* Fragmento proporcionado *
********
MARTES SANTO

Is 49, 1-6

Hoy hemos escuchado el segundo canto del Siervo de Yahvé.

Nosotros, como es natural, lo hemos oído aplicando todas sus ideas a su realización en Cristo.

Escuchamos la universalidad de la misión: «escúchenme islas, pueblo lejanos, atiéndanme»,  «para que mi salvación llegue hasta los últimos confines de la tierra».  La vocación a esa misión es desde siempre: «cuando aún estaba en el seno materno».  El llamado a la misión está acompañado de los dones necesarios para el cumplimiento de las tareas salvíficas: «hizo de mi boca una espada filosa… me hizo flecha puntiaguda… te voy a convertir en luz de las naciones…».  Y la misión será convertir y reunir a los lejanos y dispersos para volver a constituir el pueblo de Dios.

Al mirar la figura que aparece en esta poesía profética, las relacionamos con su cumplimiento, que es Cristo; ahora relacionémosla con el seguimiento de Cristo y la continuación de su misión, que es a lo que hemos sido llamados.

Jn 13, 21-33. 36-38

Hemos escuchado también en el evangelio cuatro breves perícopas relacionadas todas con la predicción e interpretación pascual de los acontecimientos que ya han comenzado.

El señalamiento que Jesús hace del traidor a instancia de Juan, a su vez movido por Pedro, es muy fácil de entender en su aspecto visual si tenemos en cuenta el modo de estar en la mesa, no sentados los comensales sino recostados.  Juan estaba «delante» de Jesús.  La nota de Juan «era de noche»,  no tiene sólo una intención cronológica sino sobre todo teológica.
********
* Líneas de datos *
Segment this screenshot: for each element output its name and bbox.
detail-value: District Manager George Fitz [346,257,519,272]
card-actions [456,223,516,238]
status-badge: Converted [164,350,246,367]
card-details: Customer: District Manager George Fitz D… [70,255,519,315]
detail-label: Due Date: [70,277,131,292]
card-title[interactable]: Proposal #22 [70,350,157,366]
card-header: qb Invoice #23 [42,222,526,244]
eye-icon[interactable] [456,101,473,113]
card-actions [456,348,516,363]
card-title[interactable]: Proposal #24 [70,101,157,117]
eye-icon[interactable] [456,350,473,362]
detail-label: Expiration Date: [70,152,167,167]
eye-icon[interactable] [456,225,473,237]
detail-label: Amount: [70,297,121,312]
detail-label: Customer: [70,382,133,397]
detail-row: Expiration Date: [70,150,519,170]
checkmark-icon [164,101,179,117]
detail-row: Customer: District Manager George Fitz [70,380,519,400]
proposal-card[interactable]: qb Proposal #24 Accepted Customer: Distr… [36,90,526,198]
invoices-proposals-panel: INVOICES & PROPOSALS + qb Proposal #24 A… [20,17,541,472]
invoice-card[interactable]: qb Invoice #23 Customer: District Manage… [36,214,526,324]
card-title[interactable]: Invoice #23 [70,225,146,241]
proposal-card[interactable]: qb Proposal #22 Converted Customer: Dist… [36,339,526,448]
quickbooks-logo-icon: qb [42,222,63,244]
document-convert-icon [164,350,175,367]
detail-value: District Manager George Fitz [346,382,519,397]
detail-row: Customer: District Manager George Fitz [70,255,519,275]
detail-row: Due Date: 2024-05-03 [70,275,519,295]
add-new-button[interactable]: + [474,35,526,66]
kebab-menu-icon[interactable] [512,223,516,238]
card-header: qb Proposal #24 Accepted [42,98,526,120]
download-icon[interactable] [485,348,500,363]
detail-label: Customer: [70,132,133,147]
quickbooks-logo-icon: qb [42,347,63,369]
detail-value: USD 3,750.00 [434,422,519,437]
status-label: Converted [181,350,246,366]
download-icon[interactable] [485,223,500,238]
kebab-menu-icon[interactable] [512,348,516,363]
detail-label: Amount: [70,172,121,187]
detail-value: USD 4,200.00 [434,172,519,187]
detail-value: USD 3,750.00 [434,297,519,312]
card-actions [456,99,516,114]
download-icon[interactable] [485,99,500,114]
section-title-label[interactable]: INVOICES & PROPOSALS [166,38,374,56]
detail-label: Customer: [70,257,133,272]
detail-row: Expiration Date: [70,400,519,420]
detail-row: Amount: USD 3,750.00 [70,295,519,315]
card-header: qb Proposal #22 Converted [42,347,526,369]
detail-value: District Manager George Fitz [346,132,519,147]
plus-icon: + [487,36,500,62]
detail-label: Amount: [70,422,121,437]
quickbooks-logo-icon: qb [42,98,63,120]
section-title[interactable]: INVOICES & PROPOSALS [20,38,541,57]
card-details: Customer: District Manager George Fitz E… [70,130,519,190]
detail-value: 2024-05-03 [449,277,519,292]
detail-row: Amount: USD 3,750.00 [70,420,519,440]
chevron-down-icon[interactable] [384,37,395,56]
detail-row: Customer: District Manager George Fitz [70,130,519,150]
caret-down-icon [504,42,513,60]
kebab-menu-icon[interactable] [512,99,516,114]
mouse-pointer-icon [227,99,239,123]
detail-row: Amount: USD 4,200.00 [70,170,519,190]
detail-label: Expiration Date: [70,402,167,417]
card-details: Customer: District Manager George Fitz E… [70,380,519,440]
********
* Enunciado de la tarea *
Repite literalmente el fragmento sobre el Martes Santo desde «Hemos escuchado también» hasta «ya han comenzado.», ambos incluidos. Las líneas de datos son un material independiente del fragmento.

* Respuesta completa *
Hemos escuchado también en el evangelio cuatro breves perícopas relacionadas todas con la predicción e interpretación pascual de los acontecimientos que ya han comenzado.